+++ Task inputs

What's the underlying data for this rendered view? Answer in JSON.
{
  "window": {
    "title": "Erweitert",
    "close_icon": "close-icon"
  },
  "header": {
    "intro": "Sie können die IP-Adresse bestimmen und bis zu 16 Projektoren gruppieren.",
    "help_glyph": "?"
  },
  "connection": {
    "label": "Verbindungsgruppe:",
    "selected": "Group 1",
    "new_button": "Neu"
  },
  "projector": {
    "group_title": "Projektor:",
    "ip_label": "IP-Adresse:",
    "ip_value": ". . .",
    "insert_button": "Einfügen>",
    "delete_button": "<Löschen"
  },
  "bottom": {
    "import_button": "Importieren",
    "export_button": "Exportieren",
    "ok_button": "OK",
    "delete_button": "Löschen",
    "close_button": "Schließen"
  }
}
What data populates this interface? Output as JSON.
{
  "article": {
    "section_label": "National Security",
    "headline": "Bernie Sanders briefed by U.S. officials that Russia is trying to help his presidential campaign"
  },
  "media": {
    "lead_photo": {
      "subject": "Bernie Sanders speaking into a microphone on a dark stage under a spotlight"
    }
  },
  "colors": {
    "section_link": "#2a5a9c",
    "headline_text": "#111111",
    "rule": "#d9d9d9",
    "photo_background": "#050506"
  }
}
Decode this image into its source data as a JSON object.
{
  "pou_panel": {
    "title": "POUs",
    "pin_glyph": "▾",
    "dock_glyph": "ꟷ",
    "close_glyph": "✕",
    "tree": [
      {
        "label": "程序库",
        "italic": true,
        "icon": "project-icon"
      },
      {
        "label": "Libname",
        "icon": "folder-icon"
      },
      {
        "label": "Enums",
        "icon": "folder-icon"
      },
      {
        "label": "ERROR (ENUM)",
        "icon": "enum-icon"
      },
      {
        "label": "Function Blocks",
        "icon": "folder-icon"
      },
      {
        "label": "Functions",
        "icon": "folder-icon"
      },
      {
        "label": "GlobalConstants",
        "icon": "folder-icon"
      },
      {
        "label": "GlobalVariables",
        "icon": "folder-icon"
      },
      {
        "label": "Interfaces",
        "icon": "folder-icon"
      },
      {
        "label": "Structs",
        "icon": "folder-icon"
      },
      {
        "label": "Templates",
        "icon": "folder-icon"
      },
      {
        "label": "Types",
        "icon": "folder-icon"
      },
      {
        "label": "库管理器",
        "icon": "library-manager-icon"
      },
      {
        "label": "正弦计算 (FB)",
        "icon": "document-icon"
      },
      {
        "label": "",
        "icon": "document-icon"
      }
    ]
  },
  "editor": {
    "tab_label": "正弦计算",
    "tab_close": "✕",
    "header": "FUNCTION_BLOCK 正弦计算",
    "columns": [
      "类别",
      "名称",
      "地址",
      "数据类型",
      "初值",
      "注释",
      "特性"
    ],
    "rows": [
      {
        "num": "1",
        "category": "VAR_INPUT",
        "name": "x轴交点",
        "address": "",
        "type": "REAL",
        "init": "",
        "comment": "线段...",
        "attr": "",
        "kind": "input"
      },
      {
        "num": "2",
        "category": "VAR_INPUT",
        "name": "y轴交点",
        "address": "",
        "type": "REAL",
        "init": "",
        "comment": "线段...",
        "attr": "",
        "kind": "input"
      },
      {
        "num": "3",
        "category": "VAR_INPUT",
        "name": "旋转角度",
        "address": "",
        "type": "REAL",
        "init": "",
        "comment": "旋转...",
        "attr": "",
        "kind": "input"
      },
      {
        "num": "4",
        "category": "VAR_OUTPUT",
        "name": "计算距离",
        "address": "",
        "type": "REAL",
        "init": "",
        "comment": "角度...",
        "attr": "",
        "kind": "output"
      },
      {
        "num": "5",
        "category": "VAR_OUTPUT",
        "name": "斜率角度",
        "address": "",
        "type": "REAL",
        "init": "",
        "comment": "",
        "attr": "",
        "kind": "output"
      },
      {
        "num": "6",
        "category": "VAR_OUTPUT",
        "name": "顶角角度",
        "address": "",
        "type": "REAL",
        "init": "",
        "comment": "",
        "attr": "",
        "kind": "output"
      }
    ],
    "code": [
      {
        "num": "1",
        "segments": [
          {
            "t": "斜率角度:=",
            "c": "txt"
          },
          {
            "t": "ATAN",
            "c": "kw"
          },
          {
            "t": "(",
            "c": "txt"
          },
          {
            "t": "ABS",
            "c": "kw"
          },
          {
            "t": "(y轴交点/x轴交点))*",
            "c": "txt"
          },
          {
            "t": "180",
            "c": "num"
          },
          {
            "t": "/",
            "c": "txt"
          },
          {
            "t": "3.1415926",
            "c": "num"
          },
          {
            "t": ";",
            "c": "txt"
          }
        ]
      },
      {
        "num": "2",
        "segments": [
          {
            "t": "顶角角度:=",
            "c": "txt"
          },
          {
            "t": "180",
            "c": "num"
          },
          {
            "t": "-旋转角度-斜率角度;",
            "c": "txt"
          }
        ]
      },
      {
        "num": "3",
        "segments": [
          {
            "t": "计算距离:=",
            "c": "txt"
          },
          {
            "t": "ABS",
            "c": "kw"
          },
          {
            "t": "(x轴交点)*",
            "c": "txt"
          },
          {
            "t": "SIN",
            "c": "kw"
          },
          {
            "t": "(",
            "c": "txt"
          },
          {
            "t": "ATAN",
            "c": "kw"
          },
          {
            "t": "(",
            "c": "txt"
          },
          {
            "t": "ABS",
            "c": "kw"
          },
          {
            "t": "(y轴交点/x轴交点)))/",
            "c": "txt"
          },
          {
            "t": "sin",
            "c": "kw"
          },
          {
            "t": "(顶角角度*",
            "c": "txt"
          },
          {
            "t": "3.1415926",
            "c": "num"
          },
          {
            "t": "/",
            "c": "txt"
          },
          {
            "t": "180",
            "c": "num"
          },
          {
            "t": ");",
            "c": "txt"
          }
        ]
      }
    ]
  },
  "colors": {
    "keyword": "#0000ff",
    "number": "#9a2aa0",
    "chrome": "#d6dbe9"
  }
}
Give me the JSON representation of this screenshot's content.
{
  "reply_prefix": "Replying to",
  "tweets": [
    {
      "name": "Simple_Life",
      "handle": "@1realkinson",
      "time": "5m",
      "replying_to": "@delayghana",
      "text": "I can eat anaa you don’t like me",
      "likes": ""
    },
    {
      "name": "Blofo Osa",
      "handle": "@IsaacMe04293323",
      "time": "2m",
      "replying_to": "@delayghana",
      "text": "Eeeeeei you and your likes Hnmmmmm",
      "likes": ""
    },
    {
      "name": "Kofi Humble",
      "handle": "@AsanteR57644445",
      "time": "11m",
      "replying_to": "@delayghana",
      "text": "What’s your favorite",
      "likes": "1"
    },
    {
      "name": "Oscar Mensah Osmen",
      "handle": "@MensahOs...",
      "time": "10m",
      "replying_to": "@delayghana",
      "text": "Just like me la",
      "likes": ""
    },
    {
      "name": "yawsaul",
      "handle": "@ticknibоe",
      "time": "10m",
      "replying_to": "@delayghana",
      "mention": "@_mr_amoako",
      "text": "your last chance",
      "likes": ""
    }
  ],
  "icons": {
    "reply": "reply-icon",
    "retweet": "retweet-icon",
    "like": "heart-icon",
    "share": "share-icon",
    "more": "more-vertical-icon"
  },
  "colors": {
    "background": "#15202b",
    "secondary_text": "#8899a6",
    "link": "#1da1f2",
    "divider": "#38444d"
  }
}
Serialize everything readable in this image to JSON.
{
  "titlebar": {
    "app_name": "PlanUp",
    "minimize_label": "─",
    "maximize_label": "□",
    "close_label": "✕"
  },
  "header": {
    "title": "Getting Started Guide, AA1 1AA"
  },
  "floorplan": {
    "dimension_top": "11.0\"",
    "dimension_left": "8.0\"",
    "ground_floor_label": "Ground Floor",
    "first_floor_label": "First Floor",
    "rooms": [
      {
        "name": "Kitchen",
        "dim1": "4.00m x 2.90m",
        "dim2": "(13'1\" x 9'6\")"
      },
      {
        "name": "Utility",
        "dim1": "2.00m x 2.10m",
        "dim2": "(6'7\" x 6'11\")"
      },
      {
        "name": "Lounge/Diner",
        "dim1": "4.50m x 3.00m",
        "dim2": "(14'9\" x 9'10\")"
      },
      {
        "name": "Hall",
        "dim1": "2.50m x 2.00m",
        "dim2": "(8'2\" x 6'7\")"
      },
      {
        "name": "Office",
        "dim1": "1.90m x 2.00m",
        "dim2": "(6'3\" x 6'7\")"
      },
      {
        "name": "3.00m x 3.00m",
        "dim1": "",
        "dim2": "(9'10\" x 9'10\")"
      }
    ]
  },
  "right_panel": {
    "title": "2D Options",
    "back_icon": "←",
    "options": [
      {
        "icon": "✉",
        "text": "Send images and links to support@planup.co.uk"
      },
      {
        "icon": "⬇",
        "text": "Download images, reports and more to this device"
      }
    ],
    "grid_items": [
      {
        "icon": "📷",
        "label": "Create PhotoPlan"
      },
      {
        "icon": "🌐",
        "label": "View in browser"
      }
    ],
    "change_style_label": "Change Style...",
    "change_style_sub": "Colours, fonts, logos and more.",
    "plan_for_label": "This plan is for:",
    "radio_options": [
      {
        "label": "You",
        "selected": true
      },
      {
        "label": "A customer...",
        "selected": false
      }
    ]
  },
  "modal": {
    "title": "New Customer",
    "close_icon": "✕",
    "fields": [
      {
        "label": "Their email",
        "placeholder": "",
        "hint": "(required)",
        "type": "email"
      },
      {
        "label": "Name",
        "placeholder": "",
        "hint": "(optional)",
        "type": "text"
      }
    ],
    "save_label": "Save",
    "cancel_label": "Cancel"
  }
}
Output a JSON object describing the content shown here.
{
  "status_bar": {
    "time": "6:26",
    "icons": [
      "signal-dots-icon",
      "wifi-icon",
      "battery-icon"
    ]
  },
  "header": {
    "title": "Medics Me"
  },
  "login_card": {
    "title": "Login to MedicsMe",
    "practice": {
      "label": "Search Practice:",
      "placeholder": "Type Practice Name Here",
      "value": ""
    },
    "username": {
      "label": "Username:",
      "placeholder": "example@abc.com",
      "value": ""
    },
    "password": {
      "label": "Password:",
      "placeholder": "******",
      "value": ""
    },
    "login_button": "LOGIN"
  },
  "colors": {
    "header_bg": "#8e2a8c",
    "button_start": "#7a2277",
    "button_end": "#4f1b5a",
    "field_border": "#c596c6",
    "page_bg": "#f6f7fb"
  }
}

++++++

- **What this task involves**
Select and copy every line of the material that holds the string "Löschen".

- **Expected answer**
    "delete_button": "<Löschen"
    "delete_button": "Löschen",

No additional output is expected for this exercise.